#### Requirements:
Output a single figure: the number of lines in which the word "https" appears.

BEGIN Task inputs

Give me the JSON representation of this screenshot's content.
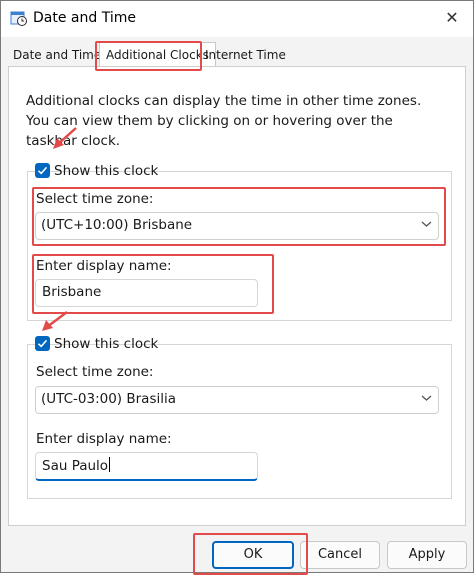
{
  "window": {
    "title": "Date and Time",
    "close_glyph": "✕"
  },
  "tabs": [
    {
      "label": "Date and Time"
    },
    {
      "label": "Additional Clocks"
    },
    {
      "label": "Internet Time"
    }
  ],
  "description": "Additional clocks can display the time in other time zones. You can view them by clicking on or hovering over the taskbar clock.",
  "clock1": {
    "show_label": "Show this clock",
    "checked": true,
    "timezone_label": "Select time zone:",
    "timezone_value": "(UTC+10:00) Brisbane",
    "name_label": "Enter display name:",
    "name_value": "Brisbane"
  },
  "clock2": {
    "show_label": "Show this clock",
    "checked": true,
    "timezone_label": "Select time zone:",
    "timezone_value": "(UTC-03:00) Brasilia",
    "name_label": "Enter display name:",
    "name_value": "Sau Paulo"
  },
  "buttons": {
    "ok": "OK",
    "cancel": "Cancel",
    "apply": "Apply"
  },
  "colors": {
    "accent": "#0067c0",
    "annotation": "#e34b4b"
  },
  "icons": {
    "app": "calendar-clock-icon",
    "dropdown": "chevron-down-icon",
    "check": "check-icon"
  }
}
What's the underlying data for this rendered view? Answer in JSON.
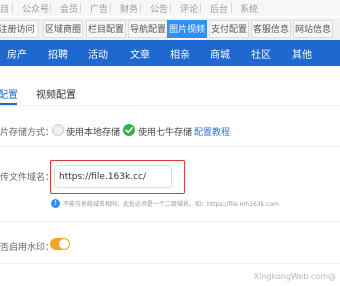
{
  "top_nav": {
    "items": [
      "目",
      "公众号",
      "会员",
      "广告",
      "财务",
      "公告",
      "评论",
      "后台",
      "系统"
    ]
  },
  "module_tabs": {
    "items": [
      "注册访问",
      "区域商圈",
      "栏目配置",
      "导航配置",
      "图片视频",
      "支付配置",
      "客服信息",
      "网站信息"
    ],
    "active_index": 4
  },
  "main_nav": {
    "items": [
      "房产",
      "招聘",
      "活动",
      "文章",
      "相亲",
      "商城",
      "社区",
      "其他"
    ]
  },
  "sub_tabs": {
    "items": [
      "配置",
      "视频配置"
    ],
    "active_index": 0
  },
  "storage": {
    "label": "片存储方式：",
    "options": [
      {
        "label": "使用本地存储",
        "selected": false
      },
      {
        "label": "使用七牛存储",
        "selected": true
      }
    ],
    "tutorial_link": "配置教程"
  },
  "domain_field": {
    "label": "传文件域名：",
    "value": "https://file.163k.cc/",
    "hint": "不能与系统域名相同，此处必须是一个二级域名。如：https://file.mh163k.com",
    "hint_icon": "info-icon"
  },
  "watermark_setting": {
    "label": "否启用水印：",
    "enabled": true
  },
  "colors": {
    "primary": "#1f68cf",
    "tab_active": "#2f8ff4",
    "highlight_border": "#e03a3a",
    "toggle_on": "#f5a623",
    "radio_on": "#33b04a"
  },
  "site_watermark": "XingkongWeb.com@"
}
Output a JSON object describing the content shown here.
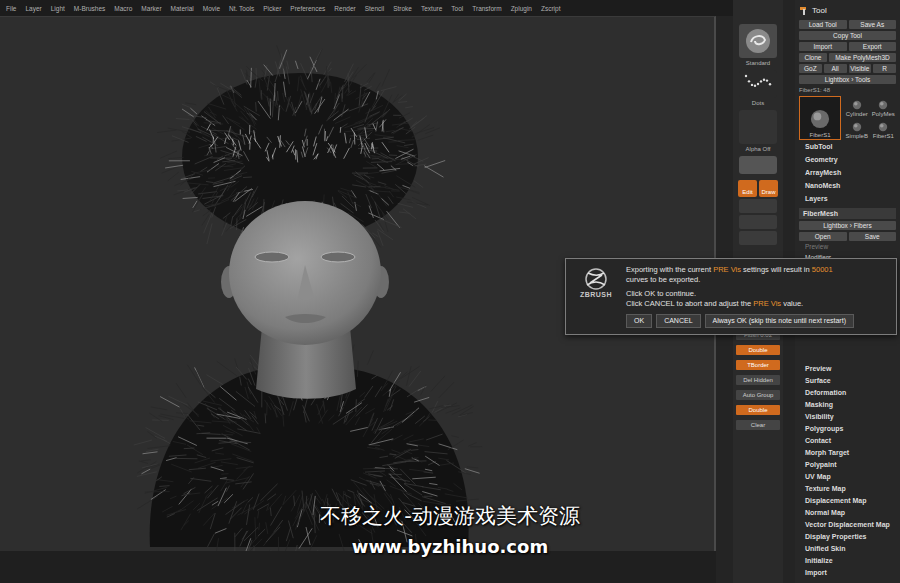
{
  "menu_bar": [
    "File",
    "Layer",
    "Light",
    "M-Brushes",
    "Macro",
    "Marker",
    "Material",
    "Movie",
    "Nt. Tools",
    "Picker",
    "Preferences",
    "Render",
    "Stencil",
    "Stroke",
    "Texture",
    "Tool",
    "Transform",
    "Zplugin",
    "Zscript"
  ],
  "shelf": {
    "brush": "Standard",
    "stroke": "Dots",
    "alpha": "Alpha Off",
    "modes": [
      {
        "label": "Edit",
        "selected": true
      },
      {
        "label": "Draw",
        "selected": true
      }
    ],
    "tools": [
      {
        "label": "Flush 0.02",
        "selected": false
      },
      {
        "label": "Double",
        "selected": true
      },
      {
        "label": "TBorder",
        "selected": true
      },
      {
        "label": "Del Hidden",
        "selected": false
      },
      {
        "label": "Auto Group",
        "selected": false
      },
      {
        "label": "Double",
        "selected": true
      },
      {
        "label": "Clear",
        "selected": false
      }
    ]
  },
  "tool_panel": {
    "title": "Tool",
    "button_rows": [
      [
        {
          "label": "Load Tool"
        },
        {
          "label": "Save As"
        }
      ],
      [
        {
          "label": "Copy Tool"
        }
      ],
      [
        {
          "label": "Import"
        },
        {
          "label": "Export"
        }
      ],
      [
        {
          "label": "Clone"
        },
        {
          "label": "Make PolyMesh3D"
        }
      ],
      [
        {
          "label": "GoZ"
        },
        {
          "label": "All"
        },
        {
          "label": "Visible"
        },
        {
          "label": "R"
        }
      ],
      [
        {
          "label": "Lightbox › Tools"
        }
      ]
    ],
    "current": "FiberS1: 48",
    "thumbnails": [
      {
        "label": "FiberS1",
        "selected": true
      },
      {
        "label": "Cylinder",
        "selected": false
      },
      {
        "label": "PolyMes",
        "selected": false
      },
      {
        "label": "SimpleB",
        "selected": false
      },
      {
        "label": "FiberS1",
        "selected": false
      }
    ],
    "sections_top": [
      "SubTool",
      "Geometry",
      "ArrayMesh",
      "NanoMesh",
      "Layers"
    ],
    "fibermesh": {
      "title": "FiberMesh",
      "lightbox": "Lightbox › Fibers",
      "buttons": [
        "Open",
        "Save"
      ],
      "items": [
        {
          "label": "Preview",
          "disabled": true
        },
        {
          "label": "Modifiers",
          "disabled": false
        }
      ]
    },
    "sections_bottom": [
      "Preview",
      "Surface",
      "Deformation",
      "Masking",
      "Visibility",
      "Polygroups",
      "Contact",
      "Morph Target",
      "Polypaint",
      "UV Map",
      "Texture Map",
      "Displacement Map",
      "Normal Map",
      "Vector Displacement Map",
      "Display Properties",
      "Unified Skin",
      "Initialize",
      "Import"
    ]
  },
  "dialog": {
    "logo": "ZBRUSH",
    "paragraphs": [
      [
        [
          {
            "text": "Exporting with the current ",
            "highlight": false
          },
          {
            "text": "PRE Vis",
            "highlight": true
          },
          {
            "text": " settings will result in ",
            "highlight": false
          },
          {
            "text": "50001",
            "highlight": true
          }
        ],
        [
          {
            "text": "curves to be exported.",
            "highlight": false
          }
        ]
      ],
      [
        [
          {
            "text": "Click OK to continue.",
            "highlight": false
          }
        ],
        [
          {
            "text": "Click CANCEL to abort and adjust the ",
            "highlight": false
          },
          {
            "text": "PRE Vis",
            "highlight": true
          },
          {
            "text": " value.",
            "highlight": false
          }
        ]
      ]
    ],
    "buttons": [
      {
        "label": "OK"
      },
      {
        "label": "CANCEL"
      },
      {
        "label": "Always OK (skip this note until next restart)"
      }
    ]
  },
  "watermark": {
    "title": "不移之火-动漫游戏美术资源",
    "url": "www.byzhihuo.com"
  }
}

END Task inputs

#### Task response:
2